··· Elenco dell'esercizio

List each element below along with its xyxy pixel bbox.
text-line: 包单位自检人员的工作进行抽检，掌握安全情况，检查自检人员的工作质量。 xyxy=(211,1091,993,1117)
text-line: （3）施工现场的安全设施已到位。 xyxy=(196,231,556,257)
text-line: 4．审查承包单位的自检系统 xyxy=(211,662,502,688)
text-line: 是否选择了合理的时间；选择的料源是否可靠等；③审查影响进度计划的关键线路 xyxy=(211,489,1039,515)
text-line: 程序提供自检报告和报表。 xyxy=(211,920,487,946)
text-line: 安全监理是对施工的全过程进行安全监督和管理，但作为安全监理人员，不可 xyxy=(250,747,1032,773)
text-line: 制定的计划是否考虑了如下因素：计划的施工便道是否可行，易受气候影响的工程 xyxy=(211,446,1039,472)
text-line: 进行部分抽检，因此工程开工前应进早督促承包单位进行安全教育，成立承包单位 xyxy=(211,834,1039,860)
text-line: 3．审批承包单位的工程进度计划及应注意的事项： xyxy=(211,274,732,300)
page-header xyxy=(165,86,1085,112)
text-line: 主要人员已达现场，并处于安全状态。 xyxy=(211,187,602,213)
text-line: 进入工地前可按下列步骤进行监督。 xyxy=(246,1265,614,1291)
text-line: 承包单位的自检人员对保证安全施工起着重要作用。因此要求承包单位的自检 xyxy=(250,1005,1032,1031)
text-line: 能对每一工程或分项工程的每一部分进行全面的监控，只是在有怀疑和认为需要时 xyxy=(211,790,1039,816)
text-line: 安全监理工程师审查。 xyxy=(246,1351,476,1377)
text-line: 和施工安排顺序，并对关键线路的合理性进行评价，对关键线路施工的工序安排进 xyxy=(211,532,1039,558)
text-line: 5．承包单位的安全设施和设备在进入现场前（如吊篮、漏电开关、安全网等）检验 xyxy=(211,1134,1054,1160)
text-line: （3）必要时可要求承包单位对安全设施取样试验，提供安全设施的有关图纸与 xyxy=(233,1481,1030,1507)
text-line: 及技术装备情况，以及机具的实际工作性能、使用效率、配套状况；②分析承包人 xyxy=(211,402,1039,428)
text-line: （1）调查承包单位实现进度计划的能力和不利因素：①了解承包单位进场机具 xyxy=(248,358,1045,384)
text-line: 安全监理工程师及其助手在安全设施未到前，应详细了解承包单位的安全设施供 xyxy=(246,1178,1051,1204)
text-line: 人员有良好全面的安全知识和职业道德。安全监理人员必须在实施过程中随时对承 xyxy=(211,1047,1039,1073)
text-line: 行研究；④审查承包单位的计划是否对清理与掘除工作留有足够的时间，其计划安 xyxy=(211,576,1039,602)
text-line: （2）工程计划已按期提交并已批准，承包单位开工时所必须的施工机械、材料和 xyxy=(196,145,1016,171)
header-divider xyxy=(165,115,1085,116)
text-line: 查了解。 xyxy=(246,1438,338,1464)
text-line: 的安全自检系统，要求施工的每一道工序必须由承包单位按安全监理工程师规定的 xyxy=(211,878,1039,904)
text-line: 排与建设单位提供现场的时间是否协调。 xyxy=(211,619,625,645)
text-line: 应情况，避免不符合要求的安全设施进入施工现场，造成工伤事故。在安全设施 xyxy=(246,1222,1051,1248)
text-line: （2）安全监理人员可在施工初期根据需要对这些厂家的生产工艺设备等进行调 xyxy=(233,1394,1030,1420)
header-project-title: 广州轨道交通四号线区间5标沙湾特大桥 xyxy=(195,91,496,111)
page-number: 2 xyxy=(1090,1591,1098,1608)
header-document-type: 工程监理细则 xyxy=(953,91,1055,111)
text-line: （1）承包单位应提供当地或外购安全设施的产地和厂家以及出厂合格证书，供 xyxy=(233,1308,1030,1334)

······

- [Compito breve] Estrai tutte le righe dell'elenco qui sopra e trascrivile identiche, senza cambiare nulla.

- [Risultato finale]
List each element below along with its xyxy pixel bbox.
text-line: 包单位自检人员的工作进行抽检，掌握安全情况，检查自检人员的工作质量。 xyxy=(211,1091,993,1117)
text-line: （3）施工现场的安全设施已到位。 xyxy=(196,231,556,257)
text-line: 4．审查承包单位的自检系统 xyxy=(211,662,502,688)
text-line: 是否选择了合理的时间；选择的料源是否可靠等；③审查影响进度计划的关键线路 xyxy=(211,489,1039,515)
text-line: 程序提供自检报告和报表。 xyxy=(211,920,487,946)
text-line: 安全监理是对施工的全过程进行安全监督和管理，但作为安全监理人员，不可 xyxy=(250,747,1032,773)
text-line: 制定的计划是否考虑了如下因素：计划的施工便道是否可行，易受气候影响的工程 xyxy=(211,446,1039,472)
text-line: 进行部分抽检，因此工程开工前应进早督促承包单位进行安全教育，成立承包单位 xyxy=(211,834,1039,860)
text-line: 3．审批承包单位的工程进度计划及应注意的事项： xyxy=(211,274,732,300)
page-header xyxy=(165,86,1085,112)
text-line: 主要人员已达现场，并处于安全状态。 xyxy=(211,187,602,213)
text-line: 进入工地前可按下列步骤进行监督。 xyxy=(246,1265,614,1291)
text-line: 承包单位的自检人员对保证安全施工起着重要作用。因此要求承包单位的自检 xyxy=(250,1005,1032,1031)
text-line: 能对每一工程或分项工程的每一部分进行全面的监控，只是在有怀疑和认为需要时 xyxy=(211,790,1039,816)
text-line: 安全监理工程师审查。 xyxy=(246,1351,476,1377)
text-line: 和施工安排顺序，并对关键线路的合理性进行评价，对关键线路施工的工序安排进 xyxy=(211,532,1039,558)
text-line: 5．承包单位的安全设施和设备在进入现场前（如吊篮、漏电开关、安全网等）检验 xyxy=(211,1134,1054,1160)
text-line: （3）必要时可要求承包单位对安全设施取样试验，提供安全设施的有关图纸与 xyxy=(233,1481,1030,1507)
text-line: 及技术装备情况，以及机具的实际工作性能、使用效率、配套状况；②分析承包人 xyxy=(211,402,1039,428)
text-line: （1）调查承包单位实现进度计划的能力和不利因素：①了解承包单位进场机具 xyxy=(248,358,1045,384)
text-line: 安全监理工程师及其助手在安全设施未到前，应详细了解承包单位的安全设施供 xyxy=(246,1178,1051,1204)
text-line: 人员有良好全面的安全知识和职业道德。安全监理人员必须在实施过程中随时对承 xyxy=(211,1047,1039,1073)
text-line: 行研究；④审查承包单位的计划是否对清理与掘除工作留有足够的时间，其计划安 xyxy=(211,576,1039,602)
text-line: （2）工程计划已按期提交并已批准，承包单位开工时所必须的施工机械、材料和 xyxy=(196,145,1016,171)
header-divider xyxy=(165,115,1085,116)
text-line: 查了解。 xyxy=(246,1438,338,1464)
text-line: 的安全自检系统，要求施工的每一道工序必须由承包单位按安全监理工程师规定的 xyxy=(211,878,1039,904)
text-line: 排与建设单位提供现场的时间是否协调。 xyxy=(211,619,625,645)
text-line: 应情况，避免不符合要求的安全设施进入施工现场，造成工伤事故。在安全设施 xyxy=(246,1222,1051,1248)
text-line: （2）安全监理人员可在施工初期根据需要对这些厂家的生产工艺设备等进行调 xyxy=(233,1394,1030,1420)
header-project-title: 广州轨道交通四号线区间5标沙湾特大桥 xyxy=(195,91,496,111)
page-number: 2 xyxy=(1090,1591,1098,1608)
header-document-type: 工程监理细则 xyxy=(953,91,1055,111)
text-line: （1）承包单位应提供当地或外购安全设施的产地和厂家以及出厂合格证书，供 xyxy=(233,1308,1030,1334)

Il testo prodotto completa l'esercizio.